⟨

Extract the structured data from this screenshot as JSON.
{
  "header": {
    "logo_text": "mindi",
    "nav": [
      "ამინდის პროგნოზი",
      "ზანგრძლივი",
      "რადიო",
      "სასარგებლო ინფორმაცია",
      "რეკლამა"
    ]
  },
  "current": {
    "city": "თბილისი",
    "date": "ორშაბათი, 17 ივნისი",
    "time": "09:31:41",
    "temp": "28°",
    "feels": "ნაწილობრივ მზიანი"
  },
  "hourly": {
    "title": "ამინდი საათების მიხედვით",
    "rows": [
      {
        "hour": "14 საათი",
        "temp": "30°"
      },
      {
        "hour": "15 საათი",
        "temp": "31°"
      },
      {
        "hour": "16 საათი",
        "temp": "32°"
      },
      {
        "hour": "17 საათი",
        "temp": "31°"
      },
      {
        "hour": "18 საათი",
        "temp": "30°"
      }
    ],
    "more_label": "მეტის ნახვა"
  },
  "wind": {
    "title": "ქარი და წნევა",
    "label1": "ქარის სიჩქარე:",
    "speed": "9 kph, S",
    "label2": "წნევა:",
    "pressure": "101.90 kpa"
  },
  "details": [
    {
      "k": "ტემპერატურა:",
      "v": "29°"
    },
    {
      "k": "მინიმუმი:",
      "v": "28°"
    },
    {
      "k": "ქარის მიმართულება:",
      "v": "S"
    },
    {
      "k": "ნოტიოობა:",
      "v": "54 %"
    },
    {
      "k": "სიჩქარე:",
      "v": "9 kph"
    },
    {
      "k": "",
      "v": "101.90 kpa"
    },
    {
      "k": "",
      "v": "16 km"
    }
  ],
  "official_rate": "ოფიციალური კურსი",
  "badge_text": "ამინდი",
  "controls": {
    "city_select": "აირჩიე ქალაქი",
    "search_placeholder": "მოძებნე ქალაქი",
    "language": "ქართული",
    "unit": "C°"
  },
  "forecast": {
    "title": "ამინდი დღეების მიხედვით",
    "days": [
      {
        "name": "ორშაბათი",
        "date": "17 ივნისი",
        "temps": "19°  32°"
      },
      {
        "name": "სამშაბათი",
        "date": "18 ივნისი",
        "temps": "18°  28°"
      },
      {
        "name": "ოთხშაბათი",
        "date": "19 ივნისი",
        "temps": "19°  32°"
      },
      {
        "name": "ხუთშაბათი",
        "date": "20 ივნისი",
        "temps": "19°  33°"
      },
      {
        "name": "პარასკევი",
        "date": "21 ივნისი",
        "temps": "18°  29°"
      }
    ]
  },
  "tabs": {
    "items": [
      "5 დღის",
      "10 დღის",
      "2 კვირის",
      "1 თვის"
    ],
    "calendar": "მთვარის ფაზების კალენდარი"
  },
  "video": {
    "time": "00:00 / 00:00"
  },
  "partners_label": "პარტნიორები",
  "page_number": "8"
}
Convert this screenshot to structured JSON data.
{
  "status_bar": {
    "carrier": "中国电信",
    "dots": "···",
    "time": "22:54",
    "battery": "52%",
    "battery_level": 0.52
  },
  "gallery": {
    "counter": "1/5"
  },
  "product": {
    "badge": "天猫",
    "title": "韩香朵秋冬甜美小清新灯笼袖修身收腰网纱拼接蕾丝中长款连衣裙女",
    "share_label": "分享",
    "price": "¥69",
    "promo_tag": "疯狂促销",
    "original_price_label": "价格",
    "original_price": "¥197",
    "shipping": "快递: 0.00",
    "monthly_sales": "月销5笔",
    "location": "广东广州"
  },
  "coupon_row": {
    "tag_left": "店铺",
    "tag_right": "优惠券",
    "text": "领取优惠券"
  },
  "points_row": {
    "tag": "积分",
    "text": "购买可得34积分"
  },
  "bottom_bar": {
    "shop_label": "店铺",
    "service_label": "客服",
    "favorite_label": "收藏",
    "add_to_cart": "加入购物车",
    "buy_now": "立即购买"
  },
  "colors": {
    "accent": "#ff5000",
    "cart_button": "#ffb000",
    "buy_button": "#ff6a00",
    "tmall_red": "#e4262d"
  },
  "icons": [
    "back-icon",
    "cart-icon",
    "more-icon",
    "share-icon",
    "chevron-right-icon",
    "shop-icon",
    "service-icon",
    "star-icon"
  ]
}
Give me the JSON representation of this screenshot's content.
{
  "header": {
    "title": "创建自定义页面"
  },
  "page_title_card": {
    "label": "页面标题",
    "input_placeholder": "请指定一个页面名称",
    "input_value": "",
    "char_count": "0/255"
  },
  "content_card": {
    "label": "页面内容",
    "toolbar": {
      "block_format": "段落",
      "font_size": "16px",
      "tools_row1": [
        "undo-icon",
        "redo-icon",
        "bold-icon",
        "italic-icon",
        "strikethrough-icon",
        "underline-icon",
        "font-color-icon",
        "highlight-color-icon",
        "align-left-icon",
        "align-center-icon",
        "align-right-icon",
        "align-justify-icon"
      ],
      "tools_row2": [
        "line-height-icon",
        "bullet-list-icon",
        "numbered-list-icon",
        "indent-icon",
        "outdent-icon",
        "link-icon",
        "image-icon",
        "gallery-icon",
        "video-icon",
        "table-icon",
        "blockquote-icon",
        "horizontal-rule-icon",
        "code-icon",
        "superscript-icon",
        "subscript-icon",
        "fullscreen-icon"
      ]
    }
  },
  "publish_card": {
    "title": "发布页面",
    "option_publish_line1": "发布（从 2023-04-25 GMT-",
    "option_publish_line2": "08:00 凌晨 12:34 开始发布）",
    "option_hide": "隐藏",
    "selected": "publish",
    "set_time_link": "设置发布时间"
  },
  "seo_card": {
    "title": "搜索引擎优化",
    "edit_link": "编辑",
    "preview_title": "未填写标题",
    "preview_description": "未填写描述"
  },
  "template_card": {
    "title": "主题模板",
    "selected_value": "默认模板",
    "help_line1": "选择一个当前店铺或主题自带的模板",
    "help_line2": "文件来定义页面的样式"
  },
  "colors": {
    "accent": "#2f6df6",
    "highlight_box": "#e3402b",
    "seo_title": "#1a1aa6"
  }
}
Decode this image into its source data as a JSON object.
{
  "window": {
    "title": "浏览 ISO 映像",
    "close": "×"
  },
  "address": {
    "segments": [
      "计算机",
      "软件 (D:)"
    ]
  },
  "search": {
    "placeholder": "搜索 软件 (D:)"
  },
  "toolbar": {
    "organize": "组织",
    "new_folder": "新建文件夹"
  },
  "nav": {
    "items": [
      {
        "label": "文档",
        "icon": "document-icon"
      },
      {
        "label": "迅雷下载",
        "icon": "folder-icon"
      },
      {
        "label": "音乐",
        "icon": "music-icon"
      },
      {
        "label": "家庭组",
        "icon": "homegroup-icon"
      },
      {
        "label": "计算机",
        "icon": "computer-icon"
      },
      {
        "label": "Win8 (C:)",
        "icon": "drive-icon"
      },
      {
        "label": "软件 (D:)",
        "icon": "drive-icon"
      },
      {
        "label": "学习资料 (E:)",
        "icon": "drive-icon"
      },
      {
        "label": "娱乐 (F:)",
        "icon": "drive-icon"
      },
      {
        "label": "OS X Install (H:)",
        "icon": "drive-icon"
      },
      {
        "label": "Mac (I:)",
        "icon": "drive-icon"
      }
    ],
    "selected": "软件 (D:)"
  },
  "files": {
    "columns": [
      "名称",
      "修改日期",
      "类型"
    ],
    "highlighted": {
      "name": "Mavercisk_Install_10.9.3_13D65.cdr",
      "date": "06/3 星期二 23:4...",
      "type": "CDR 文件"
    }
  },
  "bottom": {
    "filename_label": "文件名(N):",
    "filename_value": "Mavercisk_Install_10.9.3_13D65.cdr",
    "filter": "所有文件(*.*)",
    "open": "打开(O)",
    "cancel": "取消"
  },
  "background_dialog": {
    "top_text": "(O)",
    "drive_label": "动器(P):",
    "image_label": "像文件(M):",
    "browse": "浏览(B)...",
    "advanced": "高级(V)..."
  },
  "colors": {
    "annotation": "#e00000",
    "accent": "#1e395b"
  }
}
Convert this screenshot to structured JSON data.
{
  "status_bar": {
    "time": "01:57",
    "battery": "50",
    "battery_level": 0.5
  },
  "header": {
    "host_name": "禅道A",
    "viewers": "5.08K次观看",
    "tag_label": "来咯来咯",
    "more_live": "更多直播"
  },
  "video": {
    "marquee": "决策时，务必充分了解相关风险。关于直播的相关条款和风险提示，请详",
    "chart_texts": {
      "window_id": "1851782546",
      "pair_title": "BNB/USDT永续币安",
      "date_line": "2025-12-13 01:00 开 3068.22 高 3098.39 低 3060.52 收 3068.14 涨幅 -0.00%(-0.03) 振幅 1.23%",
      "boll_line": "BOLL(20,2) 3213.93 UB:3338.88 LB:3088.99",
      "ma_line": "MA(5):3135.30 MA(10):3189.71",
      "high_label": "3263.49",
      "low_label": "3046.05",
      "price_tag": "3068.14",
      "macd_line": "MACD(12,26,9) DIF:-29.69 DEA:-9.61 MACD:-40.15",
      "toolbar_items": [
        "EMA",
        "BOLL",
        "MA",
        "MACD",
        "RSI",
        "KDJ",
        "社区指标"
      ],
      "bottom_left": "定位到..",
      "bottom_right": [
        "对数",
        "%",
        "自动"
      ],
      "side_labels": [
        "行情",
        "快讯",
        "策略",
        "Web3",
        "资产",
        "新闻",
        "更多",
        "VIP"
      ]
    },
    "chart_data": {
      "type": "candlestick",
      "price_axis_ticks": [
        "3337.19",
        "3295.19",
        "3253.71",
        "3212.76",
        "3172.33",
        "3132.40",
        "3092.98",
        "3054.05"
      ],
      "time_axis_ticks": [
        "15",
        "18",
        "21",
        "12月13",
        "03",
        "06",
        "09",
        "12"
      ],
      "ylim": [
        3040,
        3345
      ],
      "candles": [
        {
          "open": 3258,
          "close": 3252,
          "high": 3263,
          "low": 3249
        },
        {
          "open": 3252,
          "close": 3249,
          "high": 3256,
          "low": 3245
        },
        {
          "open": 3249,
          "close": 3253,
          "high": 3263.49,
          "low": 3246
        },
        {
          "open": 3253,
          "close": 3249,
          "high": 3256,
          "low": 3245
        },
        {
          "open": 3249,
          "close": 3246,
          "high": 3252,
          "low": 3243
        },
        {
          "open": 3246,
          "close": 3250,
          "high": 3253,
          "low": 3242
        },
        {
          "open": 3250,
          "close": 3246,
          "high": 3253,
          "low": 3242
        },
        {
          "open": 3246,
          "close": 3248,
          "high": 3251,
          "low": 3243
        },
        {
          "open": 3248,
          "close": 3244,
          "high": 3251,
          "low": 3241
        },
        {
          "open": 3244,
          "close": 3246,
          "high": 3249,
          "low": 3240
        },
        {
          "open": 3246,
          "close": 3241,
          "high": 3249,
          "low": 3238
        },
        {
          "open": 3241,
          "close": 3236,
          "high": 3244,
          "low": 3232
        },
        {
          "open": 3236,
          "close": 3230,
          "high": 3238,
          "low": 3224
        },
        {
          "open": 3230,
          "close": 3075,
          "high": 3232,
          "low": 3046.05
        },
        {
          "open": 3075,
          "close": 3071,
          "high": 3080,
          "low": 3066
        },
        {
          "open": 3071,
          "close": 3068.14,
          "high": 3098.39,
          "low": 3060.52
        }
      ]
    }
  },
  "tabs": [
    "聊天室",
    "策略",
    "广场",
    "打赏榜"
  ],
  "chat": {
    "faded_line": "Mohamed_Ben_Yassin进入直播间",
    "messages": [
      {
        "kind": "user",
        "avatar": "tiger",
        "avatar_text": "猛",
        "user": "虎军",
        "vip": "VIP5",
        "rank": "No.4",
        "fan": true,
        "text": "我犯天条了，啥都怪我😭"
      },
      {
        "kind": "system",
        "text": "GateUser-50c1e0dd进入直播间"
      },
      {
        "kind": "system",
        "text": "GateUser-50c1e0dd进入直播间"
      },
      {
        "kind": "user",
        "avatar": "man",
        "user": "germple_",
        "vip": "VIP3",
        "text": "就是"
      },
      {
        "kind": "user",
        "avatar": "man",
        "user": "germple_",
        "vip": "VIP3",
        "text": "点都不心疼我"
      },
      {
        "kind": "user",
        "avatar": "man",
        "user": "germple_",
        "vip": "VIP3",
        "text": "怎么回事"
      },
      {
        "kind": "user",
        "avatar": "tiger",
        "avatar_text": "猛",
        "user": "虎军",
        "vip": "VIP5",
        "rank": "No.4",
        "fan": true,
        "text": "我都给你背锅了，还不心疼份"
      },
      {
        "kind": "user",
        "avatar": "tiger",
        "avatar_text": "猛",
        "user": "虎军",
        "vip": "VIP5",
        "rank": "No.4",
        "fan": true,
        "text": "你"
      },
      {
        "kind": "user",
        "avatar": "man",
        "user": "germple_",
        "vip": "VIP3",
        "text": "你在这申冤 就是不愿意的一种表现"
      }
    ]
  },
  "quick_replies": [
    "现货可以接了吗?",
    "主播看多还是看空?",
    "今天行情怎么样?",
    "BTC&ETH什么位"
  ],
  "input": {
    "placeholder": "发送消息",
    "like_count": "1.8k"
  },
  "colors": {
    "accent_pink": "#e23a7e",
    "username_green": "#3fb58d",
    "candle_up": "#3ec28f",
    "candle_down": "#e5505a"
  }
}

⟩

WHAT NEEDS TO BE DONE: Determine how many lines of the listing above hold the word "ქალაქი". Report that number without anything else.

EXERCISE ANSWER: 2